THE EXERCISE: Can you rewrite the records from the line with "- work: As It" up to and including the line with "- performance-entry: Dec, 20, 1991Dec." as a numbered list, leaving out any blank lines?

** Start DATA TO PROCESS **

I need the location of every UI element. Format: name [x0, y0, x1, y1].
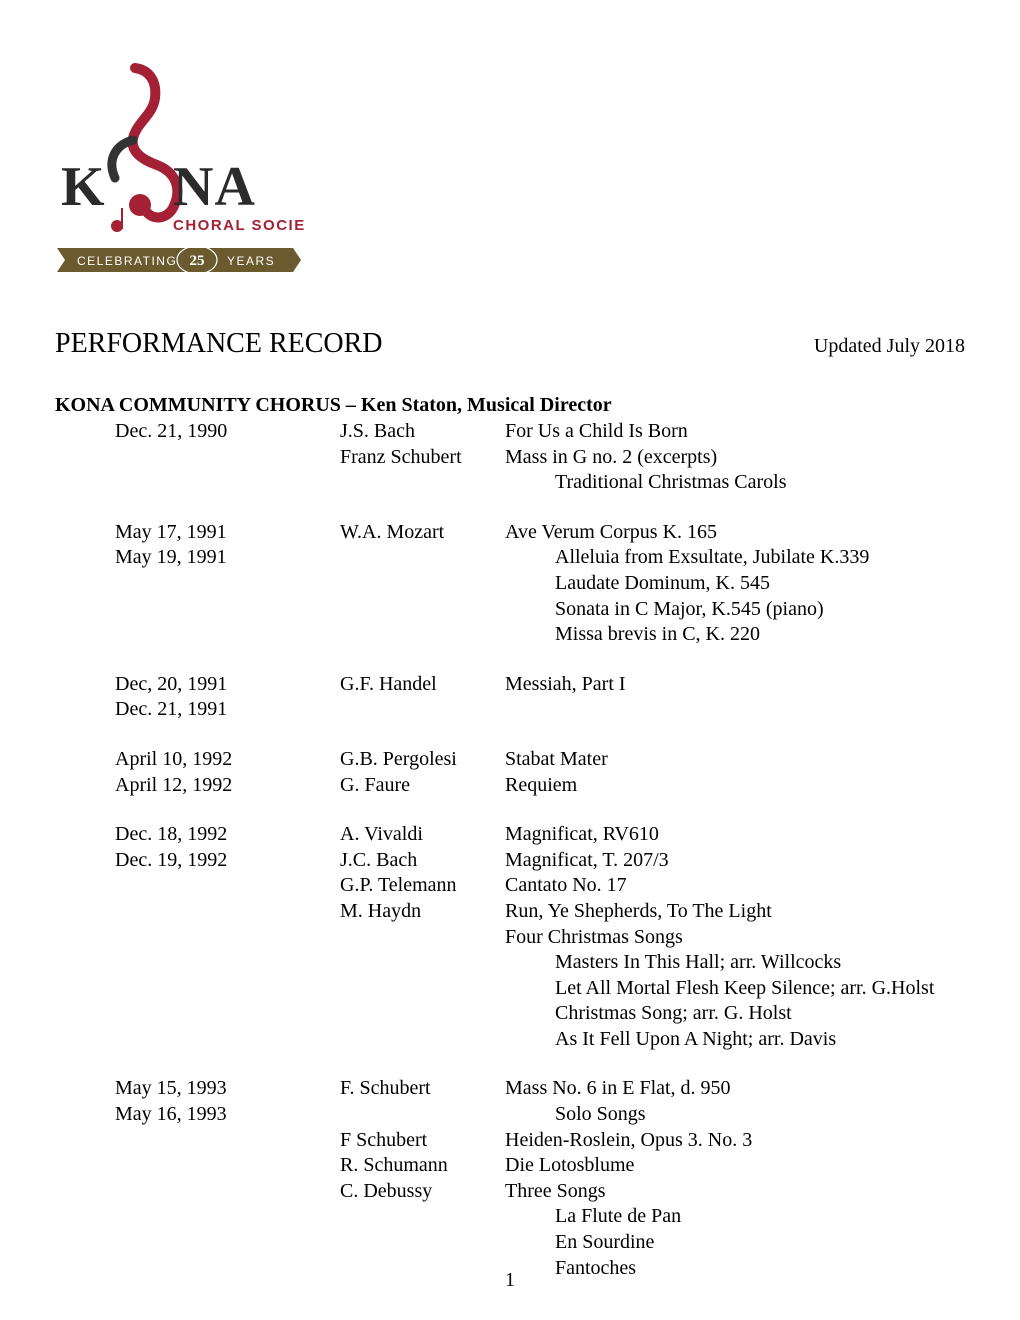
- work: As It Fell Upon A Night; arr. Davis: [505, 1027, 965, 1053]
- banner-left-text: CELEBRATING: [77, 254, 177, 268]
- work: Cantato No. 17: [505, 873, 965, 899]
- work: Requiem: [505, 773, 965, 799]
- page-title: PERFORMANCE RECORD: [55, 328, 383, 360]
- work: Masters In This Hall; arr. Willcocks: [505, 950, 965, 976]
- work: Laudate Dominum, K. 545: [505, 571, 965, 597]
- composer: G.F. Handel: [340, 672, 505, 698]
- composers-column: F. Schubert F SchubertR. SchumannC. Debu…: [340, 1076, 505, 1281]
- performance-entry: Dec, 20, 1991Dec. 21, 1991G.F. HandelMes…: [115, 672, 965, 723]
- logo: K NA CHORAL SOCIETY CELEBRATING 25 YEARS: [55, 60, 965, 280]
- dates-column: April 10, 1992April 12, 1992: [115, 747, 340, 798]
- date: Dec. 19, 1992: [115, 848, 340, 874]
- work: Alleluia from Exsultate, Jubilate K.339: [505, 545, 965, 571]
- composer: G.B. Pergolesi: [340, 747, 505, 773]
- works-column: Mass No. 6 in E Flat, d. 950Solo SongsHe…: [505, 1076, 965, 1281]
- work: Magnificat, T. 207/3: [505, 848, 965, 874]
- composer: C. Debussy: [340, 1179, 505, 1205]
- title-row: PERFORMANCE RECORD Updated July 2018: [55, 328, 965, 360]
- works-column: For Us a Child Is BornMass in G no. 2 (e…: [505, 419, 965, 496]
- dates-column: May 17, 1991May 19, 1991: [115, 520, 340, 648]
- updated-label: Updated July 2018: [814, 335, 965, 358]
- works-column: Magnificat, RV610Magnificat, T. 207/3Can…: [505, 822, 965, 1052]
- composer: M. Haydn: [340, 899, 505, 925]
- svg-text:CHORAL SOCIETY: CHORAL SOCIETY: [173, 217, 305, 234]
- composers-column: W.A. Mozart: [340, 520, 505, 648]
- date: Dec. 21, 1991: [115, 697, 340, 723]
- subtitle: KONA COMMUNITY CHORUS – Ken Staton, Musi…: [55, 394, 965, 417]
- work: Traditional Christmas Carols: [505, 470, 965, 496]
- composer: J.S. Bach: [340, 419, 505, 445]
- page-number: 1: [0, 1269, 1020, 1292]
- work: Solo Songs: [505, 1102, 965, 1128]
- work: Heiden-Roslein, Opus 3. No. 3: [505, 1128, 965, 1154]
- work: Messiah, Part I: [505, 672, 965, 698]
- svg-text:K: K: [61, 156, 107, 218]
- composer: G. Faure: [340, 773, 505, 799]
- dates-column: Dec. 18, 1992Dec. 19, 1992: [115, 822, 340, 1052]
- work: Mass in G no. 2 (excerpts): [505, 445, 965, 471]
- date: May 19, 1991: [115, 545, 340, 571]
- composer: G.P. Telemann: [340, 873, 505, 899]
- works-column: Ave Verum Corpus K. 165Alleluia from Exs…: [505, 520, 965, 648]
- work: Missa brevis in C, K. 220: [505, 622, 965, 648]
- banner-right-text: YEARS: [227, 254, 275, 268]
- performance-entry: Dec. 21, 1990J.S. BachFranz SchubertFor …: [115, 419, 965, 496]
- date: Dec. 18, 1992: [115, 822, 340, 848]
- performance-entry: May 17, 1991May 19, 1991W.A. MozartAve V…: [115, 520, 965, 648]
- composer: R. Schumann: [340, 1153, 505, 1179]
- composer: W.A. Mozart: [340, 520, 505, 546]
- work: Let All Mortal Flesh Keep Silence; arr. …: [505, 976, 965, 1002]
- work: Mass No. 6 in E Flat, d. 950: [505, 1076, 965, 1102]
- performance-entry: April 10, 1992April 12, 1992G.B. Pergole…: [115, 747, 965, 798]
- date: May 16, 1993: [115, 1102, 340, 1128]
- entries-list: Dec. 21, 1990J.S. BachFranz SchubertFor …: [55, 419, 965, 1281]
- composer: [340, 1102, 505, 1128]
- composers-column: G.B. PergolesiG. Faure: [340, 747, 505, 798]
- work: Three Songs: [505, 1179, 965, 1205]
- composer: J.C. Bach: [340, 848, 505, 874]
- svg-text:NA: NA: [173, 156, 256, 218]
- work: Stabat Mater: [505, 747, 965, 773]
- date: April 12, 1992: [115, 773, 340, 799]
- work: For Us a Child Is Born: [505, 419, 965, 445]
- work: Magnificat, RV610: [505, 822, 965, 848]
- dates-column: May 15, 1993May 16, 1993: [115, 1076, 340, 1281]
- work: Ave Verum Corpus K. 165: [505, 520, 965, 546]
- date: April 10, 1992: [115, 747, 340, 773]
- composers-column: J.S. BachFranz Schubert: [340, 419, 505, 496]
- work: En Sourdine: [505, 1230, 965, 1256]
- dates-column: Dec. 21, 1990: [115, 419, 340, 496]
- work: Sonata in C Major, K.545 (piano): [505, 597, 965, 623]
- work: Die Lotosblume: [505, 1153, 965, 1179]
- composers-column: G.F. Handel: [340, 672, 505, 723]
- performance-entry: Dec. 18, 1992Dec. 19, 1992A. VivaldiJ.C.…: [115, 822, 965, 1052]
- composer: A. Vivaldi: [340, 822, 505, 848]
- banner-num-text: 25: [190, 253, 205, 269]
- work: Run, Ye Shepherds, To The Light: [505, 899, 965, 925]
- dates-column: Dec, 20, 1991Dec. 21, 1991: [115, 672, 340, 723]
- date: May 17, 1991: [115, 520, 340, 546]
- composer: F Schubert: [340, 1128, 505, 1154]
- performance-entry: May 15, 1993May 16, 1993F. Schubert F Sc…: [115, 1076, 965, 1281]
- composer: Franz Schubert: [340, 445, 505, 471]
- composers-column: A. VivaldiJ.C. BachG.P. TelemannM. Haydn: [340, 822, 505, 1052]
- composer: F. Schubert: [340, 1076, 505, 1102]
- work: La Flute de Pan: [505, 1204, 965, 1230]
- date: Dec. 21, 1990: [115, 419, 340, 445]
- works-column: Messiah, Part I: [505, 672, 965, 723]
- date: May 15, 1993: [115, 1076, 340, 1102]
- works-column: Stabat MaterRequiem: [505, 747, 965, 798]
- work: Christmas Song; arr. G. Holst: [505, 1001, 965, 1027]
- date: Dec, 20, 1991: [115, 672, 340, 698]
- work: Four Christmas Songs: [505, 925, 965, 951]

** End DATA TO PROCESS **

WRITTEN ANSWER:
1. - work: As It Fell Upon A Night; arr. Davis: [505, 1027, 965, 1053]
2. - banner-left-text: CELEBRATING: [77, 254, 177, 268]
3. - work: Cantato No. 17: [505, 873, 965, 899]
4. - work: Requiem: [505, 773, 965, 799]
5. - page-title: PERFORMANCE RECORD: [55, 328, 383, 360]
6. - work: Masters In This Hall; arr. Willcocks: [505, 950, 965, 976]
7. - work: Laudate Dominum, K. 545: [505, 571, 965, 597]
8. - composer: G.F. Handel: [340, 672, 505, 698]
9. - composers-column: F. Schubert F SchubertR. SchumannC. Debu…: [340, 1076, 505, 1281]
10. - performance-entry: Dec, 20, 1991Dec. 21, 1991G.F. HandelMes…: [115, 672, 965, 723]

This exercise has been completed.